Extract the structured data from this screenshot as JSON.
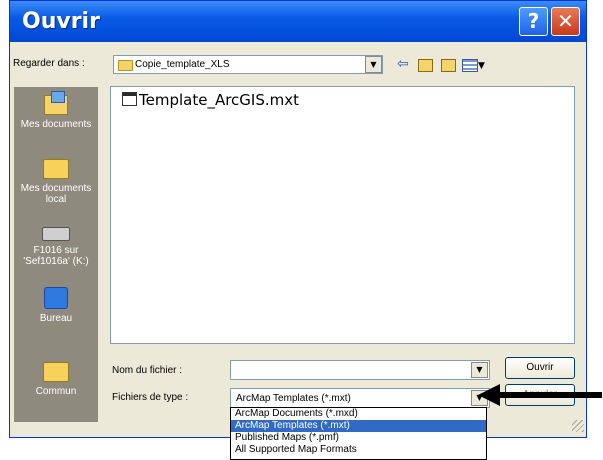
{
  "window": {
    "title": "Ouvrir"
  },
  "titlebar": {
    "help_label": "?",
    "close_label": "✕"
  },
  "toolbar": {
    "look_in_label": "Regarder dans :",
    "look_in_value": "Copie_template_XLS",
    "icons": [
      "back-icon",
      "up-folder-icon",
      "new-folder-icon",
      "views-menu-icon"
    ]
  },
  "sidebar": {
    "items": [
      {
        "label": "Mes documents",
        "icon": "my-documents-icon"
      },
      {
        "label": "Mes documents local",
        "icon": "folder-icon"
      },
      {
        "label": "F1016 sur 'Sef1016a' (K:)",
        "icon": "network-drive-icon"
      },
      {
        "label": "Bureau",
        "icon": "desktop-icon"
      },
      {
        "label": "Commun",
        "icon": "folder-icon"
      }
    ]
  },
  "file_list": {
    "items": [
      {
        "name": "Template_ArcGIS.mxt",
        "icon": "template-file-icon"
      }
    ]
  },
  "form": {
    "file_name_label": "Nom du fichier :",
    "file_name_value": "",
    "file_type_label": "Fichiers de type :",
    "file_type_value": "ArcMap Templates (*.mxt)",
    "open_label": "Ouvrir",
    "cancel_label": "Annuler",
    "file_type_options": [
      "ArcMap Documents (*.mxd)",
      "ArcMap Templates (*.mxt)",
      "Published Maps (*.pmf)",
      "All Supported Map Formats"
    ],
    "selected_option_index": 1
  },
  "colors": {
    "titlebar": "#0a5be6",
    "dialog_bg": "#ece9d8",
    "places_bar": "#8e8a7e",
    "selection": "#316ac5"
  }
}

• Your instructions: In the records above, collect each line with "Templates".

• Finished answer:
    "file_type_value": "ArcMap Templates (*.mxt)",
      "ArcMap Templates (*.mxt)",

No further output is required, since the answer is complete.